(Stored entries)
**********

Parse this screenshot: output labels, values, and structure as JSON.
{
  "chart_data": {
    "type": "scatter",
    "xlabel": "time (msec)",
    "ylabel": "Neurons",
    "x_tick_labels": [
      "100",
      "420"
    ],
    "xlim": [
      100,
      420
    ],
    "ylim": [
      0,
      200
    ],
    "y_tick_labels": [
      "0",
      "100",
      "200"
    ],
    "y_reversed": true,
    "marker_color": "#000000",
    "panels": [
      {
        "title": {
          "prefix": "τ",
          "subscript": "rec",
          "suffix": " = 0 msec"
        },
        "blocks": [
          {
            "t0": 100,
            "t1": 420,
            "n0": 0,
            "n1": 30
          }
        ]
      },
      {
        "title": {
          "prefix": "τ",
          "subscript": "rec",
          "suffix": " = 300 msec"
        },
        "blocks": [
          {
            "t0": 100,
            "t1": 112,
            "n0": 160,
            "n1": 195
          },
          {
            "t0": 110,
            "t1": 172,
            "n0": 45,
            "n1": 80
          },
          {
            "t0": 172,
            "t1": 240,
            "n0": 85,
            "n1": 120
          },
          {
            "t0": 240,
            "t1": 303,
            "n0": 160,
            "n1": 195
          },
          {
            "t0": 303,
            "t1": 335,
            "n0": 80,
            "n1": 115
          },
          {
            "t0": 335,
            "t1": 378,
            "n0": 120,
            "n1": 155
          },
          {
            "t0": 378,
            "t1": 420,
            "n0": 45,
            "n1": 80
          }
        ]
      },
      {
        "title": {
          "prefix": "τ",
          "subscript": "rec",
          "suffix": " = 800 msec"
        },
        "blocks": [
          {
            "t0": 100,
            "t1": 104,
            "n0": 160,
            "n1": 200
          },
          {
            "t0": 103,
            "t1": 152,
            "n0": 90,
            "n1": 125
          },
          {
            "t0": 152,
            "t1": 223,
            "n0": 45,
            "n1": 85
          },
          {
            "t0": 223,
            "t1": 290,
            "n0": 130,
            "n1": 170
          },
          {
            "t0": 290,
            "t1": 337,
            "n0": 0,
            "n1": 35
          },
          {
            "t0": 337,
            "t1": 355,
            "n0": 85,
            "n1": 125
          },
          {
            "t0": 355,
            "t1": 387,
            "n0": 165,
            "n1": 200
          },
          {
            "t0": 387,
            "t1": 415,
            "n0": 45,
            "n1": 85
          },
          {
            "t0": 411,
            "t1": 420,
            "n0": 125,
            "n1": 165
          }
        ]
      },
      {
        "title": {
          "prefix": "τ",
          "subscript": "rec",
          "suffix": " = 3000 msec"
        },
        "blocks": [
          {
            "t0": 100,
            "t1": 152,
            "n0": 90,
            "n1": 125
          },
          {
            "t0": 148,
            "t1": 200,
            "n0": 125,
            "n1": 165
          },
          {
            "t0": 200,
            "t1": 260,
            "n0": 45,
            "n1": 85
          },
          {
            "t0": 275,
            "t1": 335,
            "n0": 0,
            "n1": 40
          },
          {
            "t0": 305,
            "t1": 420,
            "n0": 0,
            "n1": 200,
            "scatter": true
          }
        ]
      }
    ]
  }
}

**********

Take the entries above and transcribe them in full.

Parse this screenshot: output labels, values, and structure as JSON.
{
  "chart_data": {
    "type": "scatter",
    "xlabel": "time (msec)",
    "ylabel": "Neurons",
    "x_tick_labels": [
      "100",
      "420"
    ],
    "xlim": [
      100,
      420
    ],
    "ylim": [
      0,
      200
    ],
    "y_tick_labels": [
      "0",
      "100",
      "200"
    ],
    "y_reversed": true,
    "marker_color": "#000000",
    "panels": [
      {
        "title": {
          "prefix": "τ",
          "subscript": "rec",
          "suffix": " = 0 msec"
        },
        "blocks": [
          {
            "t0": 100,
            "t1": 420,
            "n0": 0,
            "n1": 30
          }
        ]
      },
      {
        "title": {
          "prefix": "τ",
          "subscript": "rec",
          "suffix": " = 300 msec"
        },
        "blocks": [
          {
            "t0": 100,
            "t1": 112,
            "n0": 160,
            "n1": 195
          },
          {
            "t0": 110,
            "t1": 172,
            "n0": 45,
            "n1": 80
          },
          {
            "t0": 172,
            "t1": 240,
            "n0": 85,
            "n1": 120
          },
          {
            "t0": 240,
            "t1": 303,
            "n0": 160,
            "n1": 195
          },
          {
            "t0": 303,
            "t1": 335,
            "n0": 80,
            "n1": 115
          },
          {
            "t0": 335,
            "t1": 378,
            "n0": 120,
            "n1": 155
          },
          {
            "t0": 378,
            "t1": 420,
            "n0": 45,
            "n1": 80
          }
        ]
      },
      {
        "title": {
          "prefix": "τ",
          "subscript": "rec",
          "suffix": " = 800 msec"
        },
        "blocks": [
          {
            "t0": 100,
            "t1": 104,
            "n0": 160,
            "n1": 200
          },
          {
            "t0": 103,
            "t1": 152,
            "n0": 90,
            "n1": 125
          },
          {
            "t0": 152,
            "t1": 223,
            "n0": 45,
            "n1": 85
          },
          {
            "t0": 223,
            "t1": 290,
            "n0": 130,
            "n1": 170
          },
          {
            "t0": 290,
            "t1": 337,
            "n0": 0,
            "n1": 35
          },
          {
            "t0": 337,
            "t1": 355,
            "n0": 85,
            "n1": 125
          },
          {
            "t0": 355,
            "t1": 387,
            "n0": 165,
            "n1": 200
          },
          {
            "t0": 387,
            "t1": 415,
            "n0": 45,
            "n1": 85
          },
          {
            "t0": 411,
            "t1": 420,
            "n0": 125,
            "n1": 165
          }
        ]
      },
      {
        "title": {
          "prefix": "τ",
          "subscript": "rec",
          "suffix": " = 3000 msec"
        },
        "blocks": [
          {
            "t0": 100,
            "t1": 152,
            "n0": 90,
            "n1": 125
          },
          {
            "t0": 148,
            "t1": 200,
            "n0": 125,
            "n1": 165
          },
          {
            "t0": 200,
            "t1": 260,
            "n0": 45,
            "n1": 85
          },
          {
            "t0": 275,
            "t1": 335,
            "n0": 0,
            "n1": 40
          },
          {
            "t0": 305,
            "t1": 420,
            "n0": 0,
            "n1": 200,
            "scatter": true
          }
        ]
      }
    ]
  }
}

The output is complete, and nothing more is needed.